'''

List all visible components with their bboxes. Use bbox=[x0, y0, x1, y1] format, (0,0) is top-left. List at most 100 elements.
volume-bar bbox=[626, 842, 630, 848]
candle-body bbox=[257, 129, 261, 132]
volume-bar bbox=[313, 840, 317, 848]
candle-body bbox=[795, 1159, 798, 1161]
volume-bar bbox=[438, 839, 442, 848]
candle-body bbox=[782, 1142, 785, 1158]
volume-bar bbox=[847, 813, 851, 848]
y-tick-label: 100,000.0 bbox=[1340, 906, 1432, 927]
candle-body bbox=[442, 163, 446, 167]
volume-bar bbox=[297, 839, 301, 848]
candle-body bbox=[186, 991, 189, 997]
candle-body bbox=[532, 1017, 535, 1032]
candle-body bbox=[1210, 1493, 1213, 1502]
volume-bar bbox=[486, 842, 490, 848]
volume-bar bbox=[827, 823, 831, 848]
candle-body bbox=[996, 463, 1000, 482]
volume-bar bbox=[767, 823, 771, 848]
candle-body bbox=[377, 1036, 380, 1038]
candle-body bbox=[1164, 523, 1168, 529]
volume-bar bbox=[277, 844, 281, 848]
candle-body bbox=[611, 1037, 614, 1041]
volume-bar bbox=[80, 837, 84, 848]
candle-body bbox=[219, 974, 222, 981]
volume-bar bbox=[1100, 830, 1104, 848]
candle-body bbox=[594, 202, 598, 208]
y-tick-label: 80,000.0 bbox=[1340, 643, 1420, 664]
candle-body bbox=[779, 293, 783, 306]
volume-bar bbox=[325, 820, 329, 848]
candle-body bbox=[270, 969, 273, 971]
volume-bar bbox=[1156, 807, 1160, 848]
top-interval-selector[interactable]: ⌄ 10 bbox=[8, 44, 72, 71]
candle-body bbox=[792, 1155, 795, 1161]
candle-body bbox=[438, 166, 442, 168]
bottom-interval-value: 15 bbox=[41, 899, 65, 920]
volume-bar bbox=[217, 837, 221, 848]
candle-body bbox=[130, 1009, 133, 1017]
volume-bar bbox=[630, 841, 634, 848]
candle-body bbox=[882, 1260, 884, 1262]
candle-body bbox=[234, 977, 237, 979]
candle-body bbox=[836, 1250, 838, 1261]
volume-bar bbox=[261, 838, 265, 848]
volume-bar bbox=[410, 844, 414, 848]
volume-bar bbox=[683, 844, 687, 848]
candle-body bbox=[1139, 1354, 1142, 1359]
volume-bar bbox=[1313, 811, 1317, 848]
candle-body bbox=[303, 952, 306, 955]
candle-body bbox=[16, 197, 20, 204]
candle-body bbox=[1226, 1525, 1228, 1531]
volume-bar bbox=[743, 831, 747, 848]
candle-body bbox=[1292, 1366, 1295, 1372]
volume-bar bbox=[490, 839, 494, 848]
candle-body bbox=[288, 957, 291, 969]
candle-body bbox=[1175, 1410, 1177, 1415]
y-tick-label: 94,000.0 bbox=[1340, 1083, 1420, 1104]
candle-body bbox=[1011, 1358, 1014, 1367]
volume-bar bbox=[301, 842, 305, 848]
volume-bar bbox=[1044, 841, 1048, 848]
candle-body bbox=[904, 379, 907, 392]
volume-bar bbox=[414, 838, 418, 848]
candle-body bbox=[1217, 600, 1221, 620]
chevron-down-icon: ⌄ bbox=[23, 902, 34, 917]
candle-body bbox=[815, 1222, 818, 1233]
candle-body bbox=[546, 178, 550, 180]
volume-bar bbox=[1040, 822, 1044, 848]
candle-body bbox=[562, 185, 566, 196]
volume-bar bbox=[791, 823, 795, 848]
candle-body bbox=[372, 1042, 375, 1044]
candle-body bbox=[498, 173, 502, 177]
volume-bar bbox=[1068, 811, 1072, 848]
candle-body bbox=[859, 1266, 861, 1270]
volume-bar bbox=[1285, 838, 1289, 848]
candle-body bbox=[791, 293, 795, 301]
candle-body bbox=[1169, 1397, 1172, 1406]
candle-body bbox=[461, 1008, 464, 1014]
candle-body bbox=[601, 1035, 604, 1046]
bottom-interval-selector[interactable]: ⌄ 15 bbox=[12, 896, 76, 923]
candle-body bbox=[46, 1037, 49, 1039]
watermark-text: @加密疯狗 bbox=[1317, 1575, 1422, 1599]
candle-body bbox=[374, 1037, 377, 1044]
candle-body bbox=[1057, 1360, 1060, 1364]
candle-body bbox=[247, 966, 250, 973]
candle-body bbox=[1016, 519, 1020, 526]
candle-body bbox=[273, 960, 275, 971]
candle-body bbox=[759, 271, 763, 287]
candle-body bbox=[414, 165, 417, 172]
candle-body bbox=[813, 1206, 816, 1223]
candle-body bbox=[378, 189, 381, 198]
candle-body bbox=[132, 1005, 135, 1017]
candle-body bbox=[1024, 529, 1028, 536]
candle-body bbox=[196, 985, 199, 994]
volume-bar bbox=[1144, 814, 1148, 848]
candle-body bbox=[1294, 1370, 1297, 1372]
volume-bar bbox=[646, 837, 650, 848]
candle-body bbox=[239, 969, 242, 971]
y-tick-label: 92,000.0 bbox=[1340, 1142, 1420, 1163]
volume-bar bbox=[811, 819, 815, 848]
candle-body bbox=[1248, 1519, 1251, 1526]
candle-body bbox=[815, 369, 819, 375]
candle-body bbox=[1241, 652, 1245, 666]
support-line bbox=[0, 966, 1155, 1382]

'''

Quote the entries above word for word, from the first one through the line that contains "volume-bar bbox=[297, 839, 301, 848]".

List all visible components with their bboxes. Use bbox=[x0, y0, x1, y1] format, (0,0) is top-left. List at most 100 elements.
volume-bar bbox=[626, 842, 630, 848]
candle-body bbox=[257, 129, 261, 132]
volume-bar bbox=[313, 840, 317, 848]
candle-body bbox=[795, 1159, 798, 1161]
volume-bar bbox=[438, 839, 442, 848]
candle-body bbox=[782, 1142, 785, 1158]
volume-bar bbox=[847, 813, 851, 848]
y-tick-label: 100,000.0 bbox=[1340, 906, 1432, 927]
candle-body bbox=[442, 163, 446, 167]
volume-bar bbox=[297, 839, 301, 848]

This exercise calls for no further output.